Task data:

###

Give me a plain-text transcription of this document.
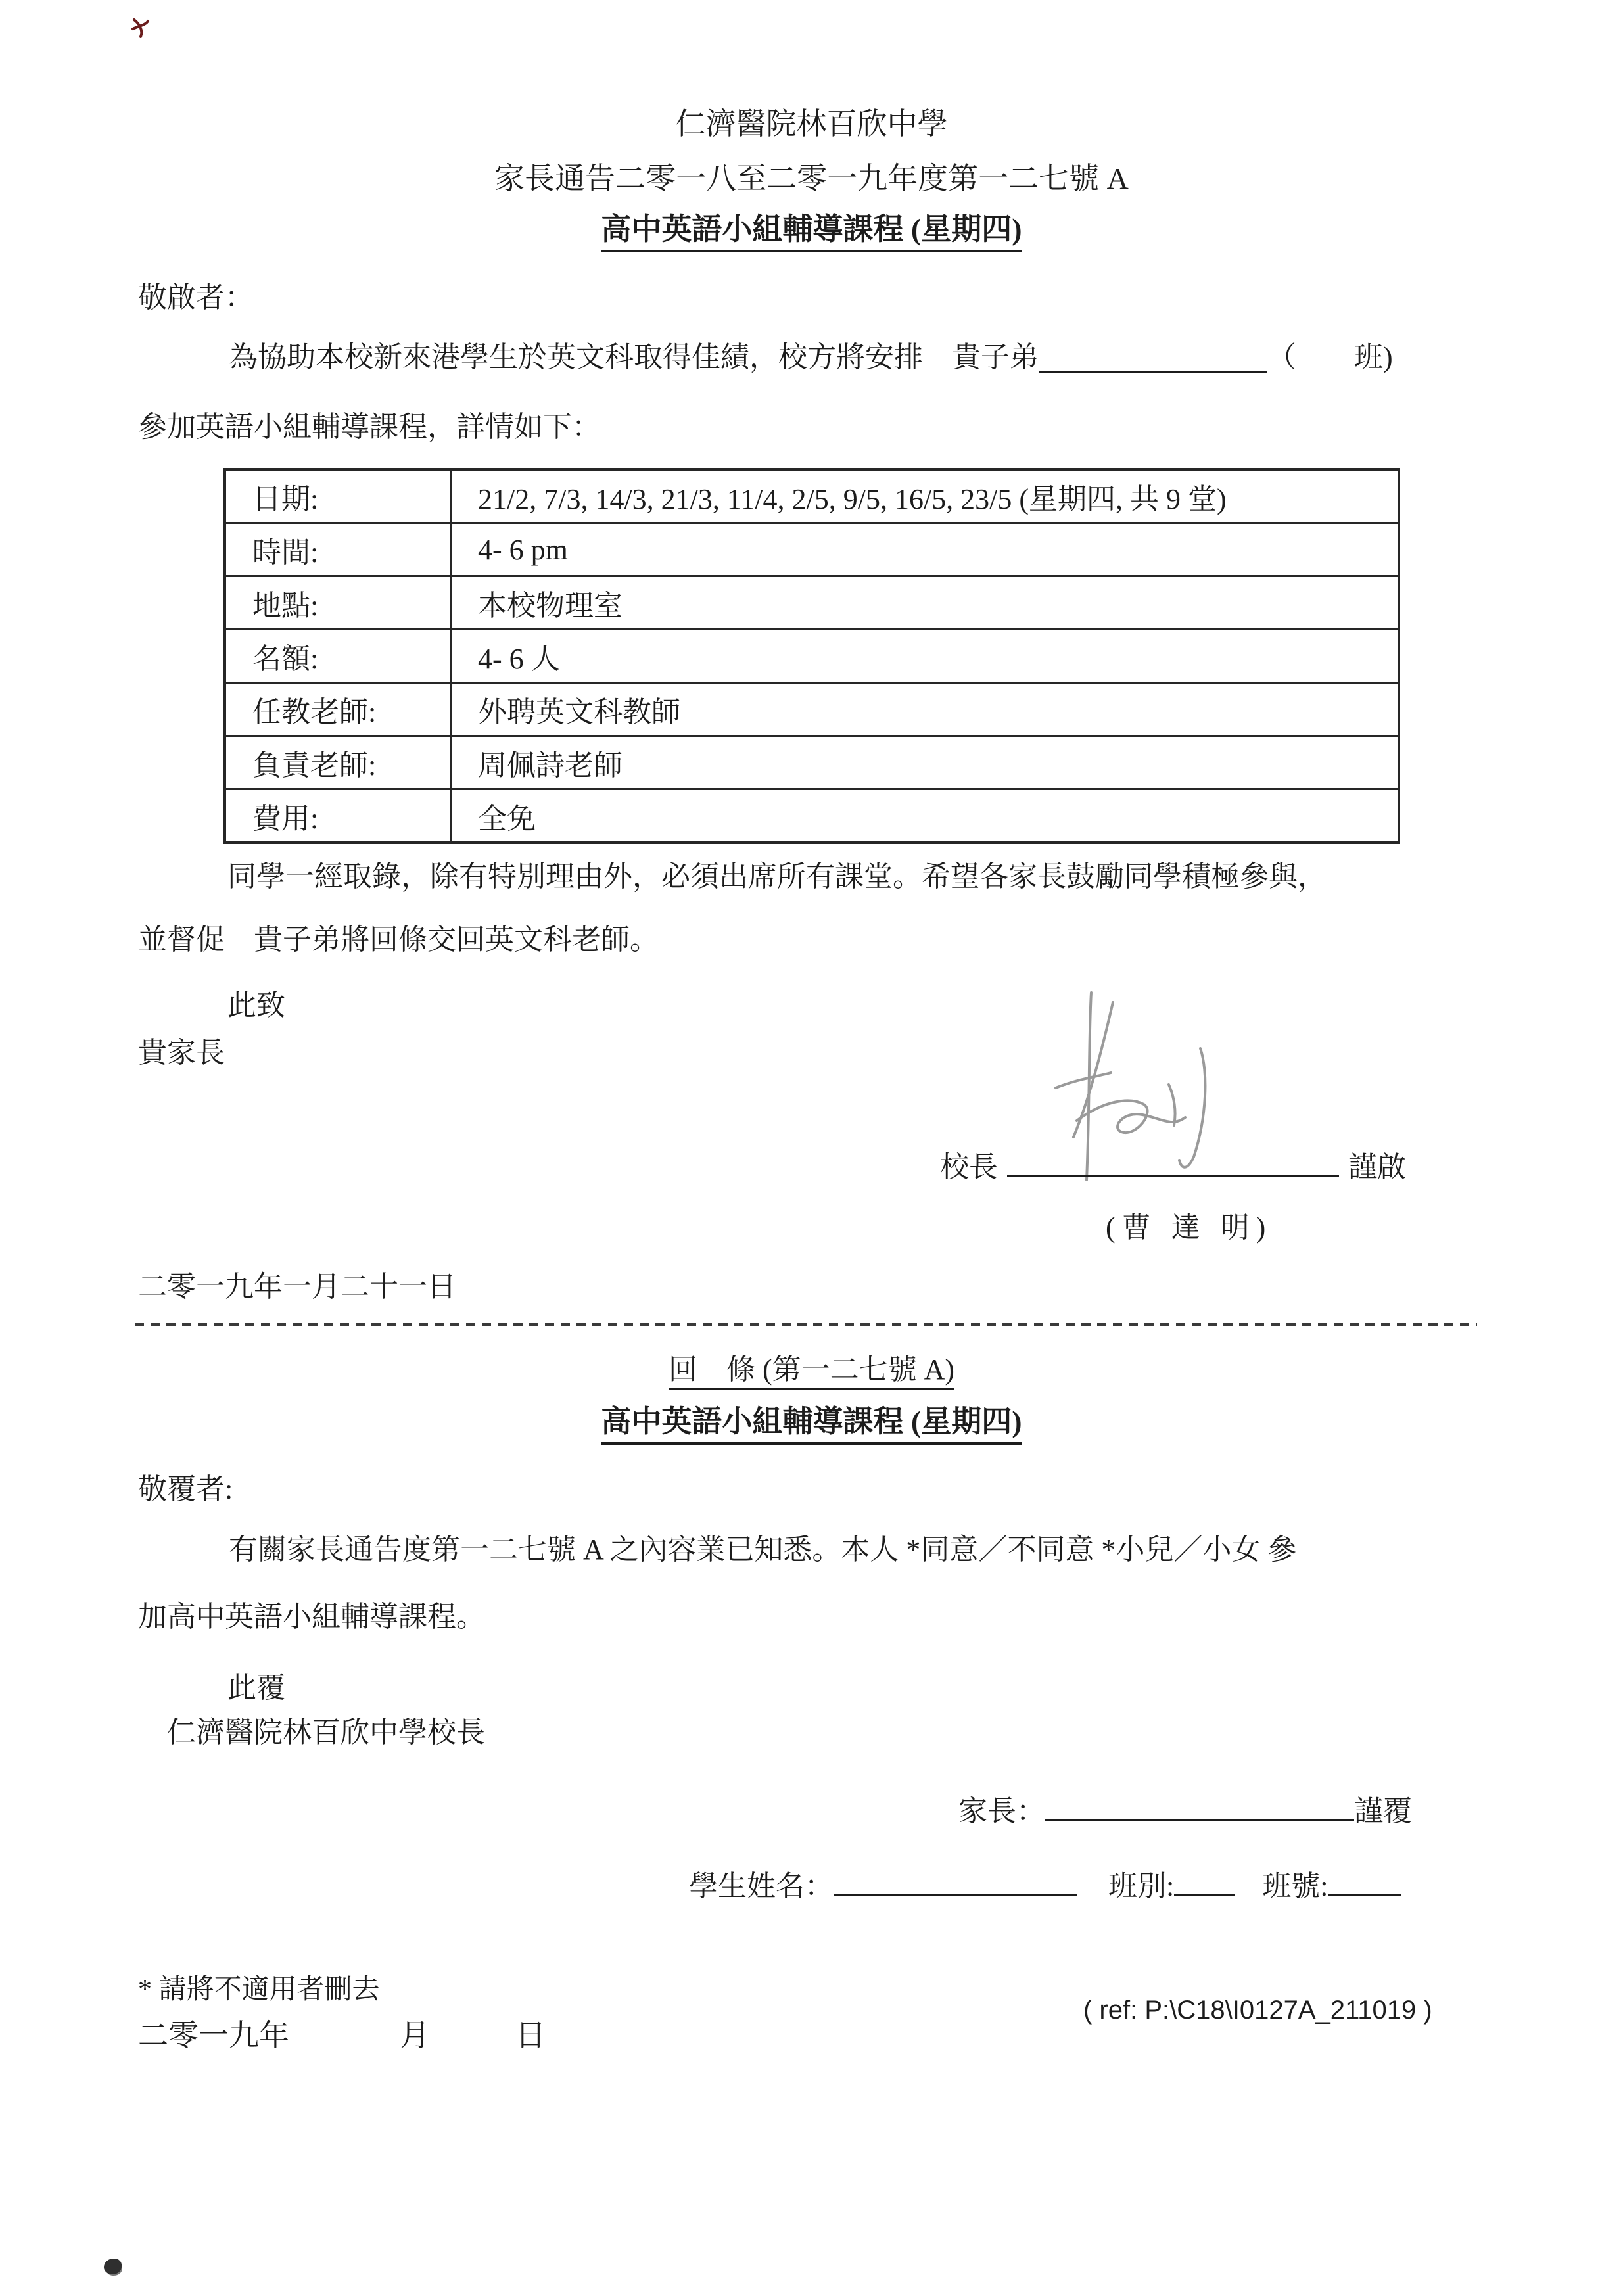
仁濟醫院林百欣中學
家長通告二零一八至二零一九年度第一二七號 A
高中英語小組輔導課程 (星期四)
敬啟者：
為協助本校新來港學生於英文科取得佳績，校方將安排　貴子弟	（ 班)
參加英語小組輔導課程，詳情如下：
日期:	21/2, 7/3, 14/3, 21/3, 11/4, 2/5, 9/5, 16/5, 23/5 (星期四, 共 9 堂)
時間:	4- 6 pm
地點:	本校物理室
名額:	4- 6 人
任教老師:	外聘英文科教師
負責老師:	周佩詩老師
費用:	全免
同學一經取錄，除有特別理由外，必須出席所有課堂。希望各家長鼓勵同學積極參與，
並督促　貴子弟將回條交回英文科老師。
此致
貴家長
校長	謹啟
(曹 達 明)
二零一九年一月二十一日
回　條 (第一二七號 A)
高中英語小組輔導課程 (星期四)
敬覆者:
有關家長通告度第一二七號 A 之內容業已知悉。本人 *同意／不同意 *小兒／小女 參
加高中英語小組輔導課程。
此覆
仁濟醫院林百欣中學校長
家長：	謹覆
學生姓名：	班別:	班號:
* 請將不適用者刪去
二零一九年	月	日
( ref: P:\C18\I0127A_211019 )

###

Do this: Reproduce each record above by retyping it exactly; omit all images.

The solution:
Give me a plain-text transcription of this document.
仁濟醫院林百欣中學
家長通告二零一八至二零一九年度第一二七號 A
高中英語小組輔導課程 (星期四)
敬啟者：
為協助本校新來港學生於英文科取得佳績，校方將安排　貴子弟	（ 班)
參加英語小組輔導課程，詳情如下：
日期:	21/2, 7/3, 14/3, 21/3, 11/4, 2/5, 9/5, 16/5, 23/5 (星期四, 共 9 堂)
時間:	4- 6 pm
地點:	本校物理室
名額:	4- 6 人
任教老師:	外聘英文科教師
負責老師:	周佩詩老師
費用:	全免
同學一經取錄，除有特別理由外，必須出席所有課堂。希望各家長鼓勵同學積極參與，
並督促　貴子弟將回條交回英文科老師。
此致
貴家長
校長	謹啟
(曹 達 明)
二零一九年一月二十一日
回　條 (第一二七號 A)
高中英語小組輔導課程 (星期四)
敬覆者:
有關家長通告度第一二七號 A 之內容業已知悉。本人 *同意／不同意 *小兒／小女 參
加高中英語小組輔導課程。
此覆
仁濟醫院林百欣中學校長
家長：	謹覆
學生姓名：	班別:	班號:
* 請將不適用者刪去
二零一九年	月	日
( ref: P:\C18\I0127A_211019 )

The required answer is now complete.